── Data shown ──

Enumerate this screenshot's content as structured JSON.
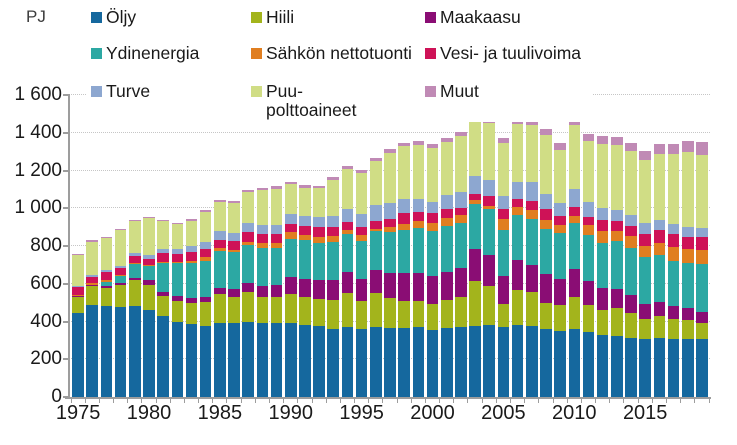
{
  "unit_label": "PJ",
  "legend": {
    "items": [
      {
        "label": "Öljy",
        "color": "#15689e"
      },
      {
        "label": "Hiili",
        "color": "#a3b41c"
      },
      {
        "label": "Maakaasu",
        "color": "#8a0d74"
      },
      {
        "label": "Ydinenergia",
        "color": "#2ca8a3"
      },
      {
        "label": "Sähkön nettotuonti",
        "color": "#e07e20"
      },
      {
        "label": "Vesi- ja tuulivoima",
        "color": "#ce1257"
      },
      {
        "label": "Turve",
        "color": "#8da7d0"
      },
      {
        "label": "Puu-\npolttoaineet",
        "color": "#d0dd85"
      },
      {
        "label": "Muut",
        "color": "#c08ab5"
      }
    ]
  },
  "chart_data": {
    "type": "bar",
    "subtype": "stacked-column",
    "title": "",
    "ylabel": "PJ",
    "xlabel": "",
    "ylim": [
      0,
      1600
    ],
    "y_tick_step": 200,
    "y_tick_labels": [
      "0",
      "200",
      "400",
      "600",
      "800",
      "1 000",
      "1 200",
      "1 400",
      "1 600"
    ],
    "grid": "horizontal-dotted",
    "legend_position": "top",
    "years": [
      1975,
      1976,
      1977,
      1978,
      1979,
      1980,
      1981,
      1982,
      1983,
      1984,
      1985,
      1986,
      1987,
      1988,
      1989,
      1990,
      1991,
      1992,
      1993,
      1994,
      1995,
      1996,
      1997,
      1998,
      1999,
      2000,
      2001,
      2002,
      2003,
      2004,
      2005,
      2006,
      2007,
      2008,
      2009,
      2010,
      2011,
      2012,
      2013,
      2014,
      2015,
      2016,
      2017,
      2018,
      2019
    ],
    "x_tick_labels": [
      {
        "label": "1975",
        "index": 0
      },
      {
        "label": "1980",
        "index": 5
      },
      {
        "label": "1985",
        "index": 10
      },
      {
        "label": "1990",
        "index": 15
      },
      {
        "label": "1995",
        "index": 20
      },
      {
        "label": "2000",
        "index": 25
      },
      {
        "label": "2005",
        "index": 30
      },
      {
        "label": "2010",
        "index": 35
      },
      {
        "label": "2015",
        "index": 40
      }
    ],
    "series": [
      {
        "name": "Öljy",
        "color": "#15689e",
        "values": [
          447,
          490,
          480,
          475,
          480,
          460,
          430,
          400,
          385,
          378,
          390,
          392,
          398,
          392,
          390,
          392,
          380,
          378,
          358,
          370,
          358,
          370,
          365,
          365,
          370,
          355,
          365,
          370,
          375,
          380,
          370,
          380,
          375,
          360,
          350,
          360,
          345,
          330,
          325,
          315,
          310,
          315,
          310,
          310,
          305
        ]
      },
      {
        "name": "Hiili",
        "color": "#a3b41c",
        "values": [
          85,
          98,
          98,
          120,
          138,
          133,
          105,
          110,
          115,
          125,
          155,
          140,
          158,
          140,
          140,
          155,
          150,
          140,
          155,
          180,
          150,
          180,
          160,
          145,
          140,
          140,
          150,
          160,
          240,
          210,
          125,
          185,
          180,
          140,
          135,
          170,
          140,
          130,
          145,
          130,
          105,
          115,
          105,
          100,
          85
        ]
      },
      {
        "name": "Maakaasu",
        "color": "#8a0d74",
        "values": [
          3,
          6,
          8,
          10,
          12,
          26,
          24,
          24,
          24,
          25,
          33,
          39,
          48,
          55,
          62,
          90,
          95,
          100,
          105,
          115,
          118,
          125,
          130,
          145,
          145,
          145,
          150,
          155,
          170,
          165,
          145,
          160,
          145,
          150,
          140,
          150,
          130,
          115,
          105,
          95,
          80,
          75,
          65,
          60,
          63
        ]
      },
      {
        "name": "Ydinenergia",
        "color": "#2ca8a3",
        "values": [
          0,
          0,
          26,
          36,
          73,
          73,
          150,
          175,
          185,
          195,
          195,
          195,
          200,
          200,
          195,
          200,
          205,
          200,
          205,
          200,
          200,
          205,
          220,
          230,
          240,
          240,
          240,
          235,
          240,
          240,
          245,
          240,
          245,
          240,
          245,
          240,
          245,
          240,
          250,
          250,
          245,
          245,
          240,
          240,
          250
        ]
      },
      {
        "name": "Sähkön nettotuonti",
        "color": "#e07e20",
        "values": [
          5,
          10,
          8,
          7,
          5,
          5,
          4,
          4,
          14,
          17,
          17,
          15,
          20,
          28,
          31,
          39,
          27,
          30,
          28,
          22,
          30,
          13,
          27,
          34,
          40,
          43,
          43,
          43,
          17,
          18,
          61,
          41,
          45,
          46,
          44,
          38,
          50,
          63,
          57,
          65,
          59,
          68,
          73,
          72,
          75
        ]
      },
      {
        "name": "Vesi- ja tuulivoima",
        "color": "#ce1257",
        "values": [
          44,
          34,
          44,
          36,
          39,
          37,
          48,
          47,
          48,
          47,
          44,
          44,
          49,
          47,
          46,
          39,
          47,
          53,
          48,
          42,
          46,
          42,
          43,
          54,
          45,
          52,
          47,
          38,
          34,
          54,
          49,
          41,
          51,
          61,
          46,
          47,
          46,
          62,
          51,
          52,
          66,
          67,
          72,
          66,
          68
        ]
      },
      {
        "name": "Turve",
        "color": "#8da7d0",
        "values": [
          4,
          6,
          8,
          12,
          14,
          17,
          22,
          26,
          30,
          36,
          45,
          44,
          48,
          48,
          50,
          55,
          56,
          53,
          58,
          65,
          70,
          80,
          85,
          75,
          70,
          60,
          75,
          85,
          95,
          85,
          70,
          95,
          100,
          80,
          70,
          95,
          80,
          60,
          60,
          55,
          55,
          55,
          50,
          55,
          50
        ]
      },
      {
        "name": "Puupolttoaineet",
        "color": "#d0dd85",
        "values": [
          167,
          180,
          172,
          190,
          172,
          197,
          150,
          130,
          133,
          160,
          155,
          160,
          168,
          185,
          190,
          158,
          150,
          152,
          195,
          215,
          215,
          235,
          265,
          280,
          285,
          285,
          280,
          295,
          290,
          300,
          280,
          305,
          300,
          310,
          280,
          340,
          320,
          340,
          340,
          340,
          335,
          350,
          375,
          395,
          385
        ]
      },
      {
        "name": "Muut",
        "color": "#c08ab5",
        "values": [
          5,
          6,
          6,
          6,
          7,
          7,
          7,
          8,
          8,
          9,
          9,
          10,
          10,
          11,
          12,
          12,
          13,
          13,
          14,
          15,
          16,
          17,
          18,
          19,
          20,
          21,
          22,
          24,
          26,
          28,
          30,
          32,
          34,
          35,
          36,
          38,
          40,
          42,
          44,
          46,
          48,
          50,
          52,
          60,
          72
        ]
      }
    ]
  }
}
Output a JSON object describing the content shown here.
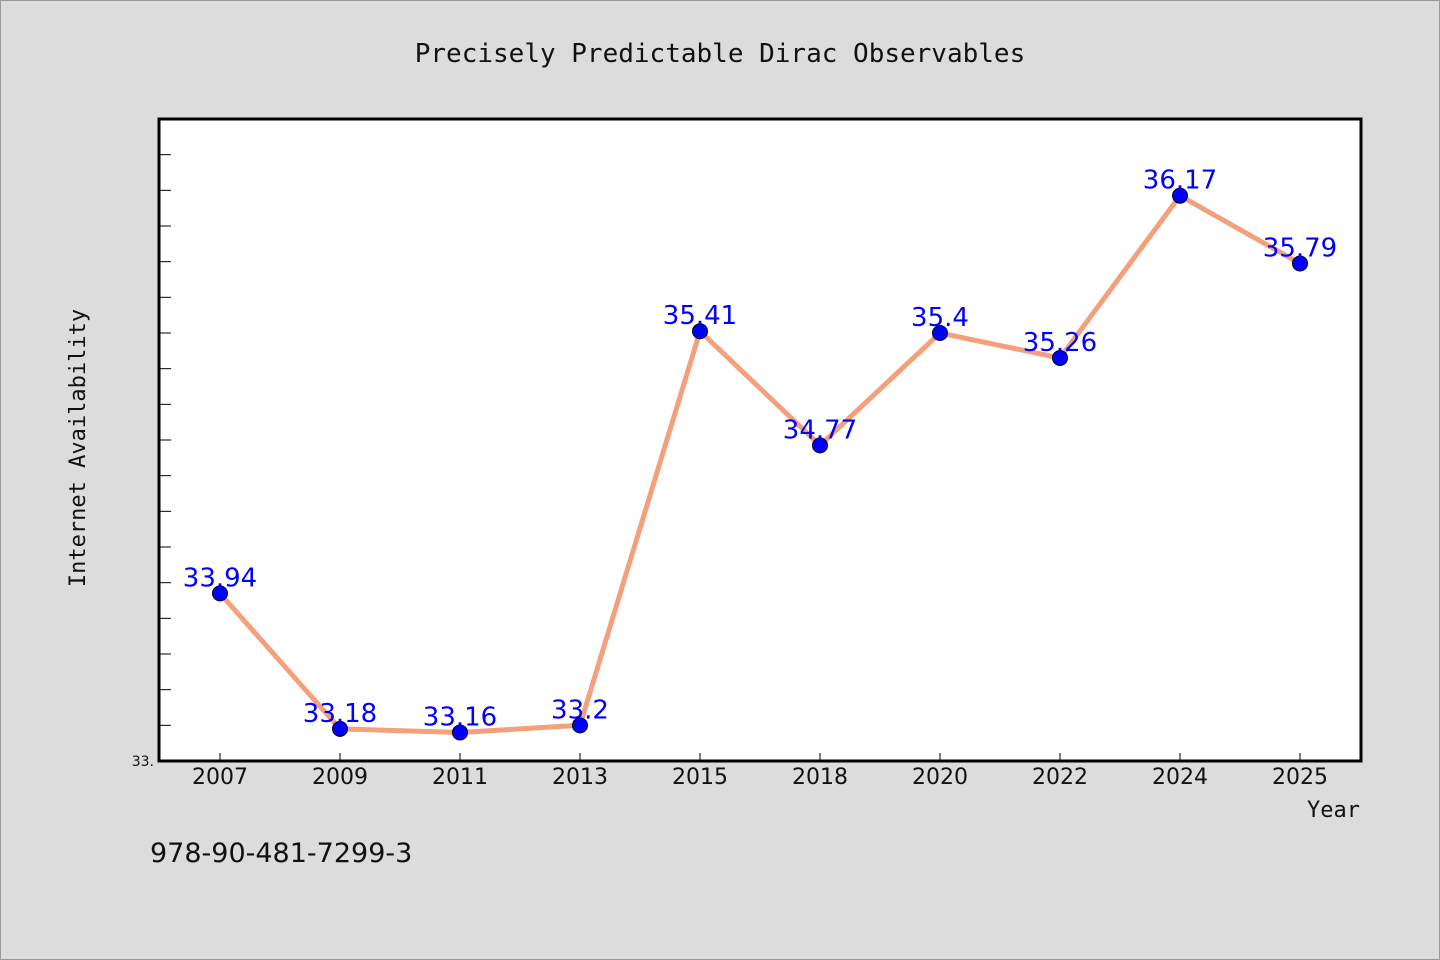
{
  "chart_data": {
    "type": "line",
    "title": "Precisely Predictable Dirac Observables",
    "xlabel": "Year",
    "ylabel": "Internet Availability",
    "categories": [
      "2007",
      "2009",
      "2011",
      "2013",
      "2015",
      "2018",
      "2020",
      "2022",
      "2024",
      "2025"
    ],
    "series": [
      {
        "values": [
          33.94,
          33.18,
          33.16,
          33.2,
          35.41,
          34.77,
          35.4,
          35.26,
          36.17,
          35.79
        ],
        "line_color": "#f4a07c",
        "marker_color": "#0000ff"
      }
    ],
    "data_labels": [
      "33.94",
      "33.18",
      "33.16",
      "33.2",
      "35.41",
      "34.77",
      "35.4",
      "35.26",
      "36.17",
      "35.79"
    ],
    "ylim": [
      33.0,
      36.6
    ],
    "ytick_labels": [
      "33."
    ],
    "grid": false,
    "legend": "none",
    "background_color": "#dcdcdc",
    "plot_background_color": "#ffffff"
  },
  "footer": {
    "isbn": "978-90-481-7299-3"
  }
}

───

Filter the data for the string "content" and copy every line that has it.

Enumerate this screenshot's content as structured JSON.
Output a JSON object describing the content shown here.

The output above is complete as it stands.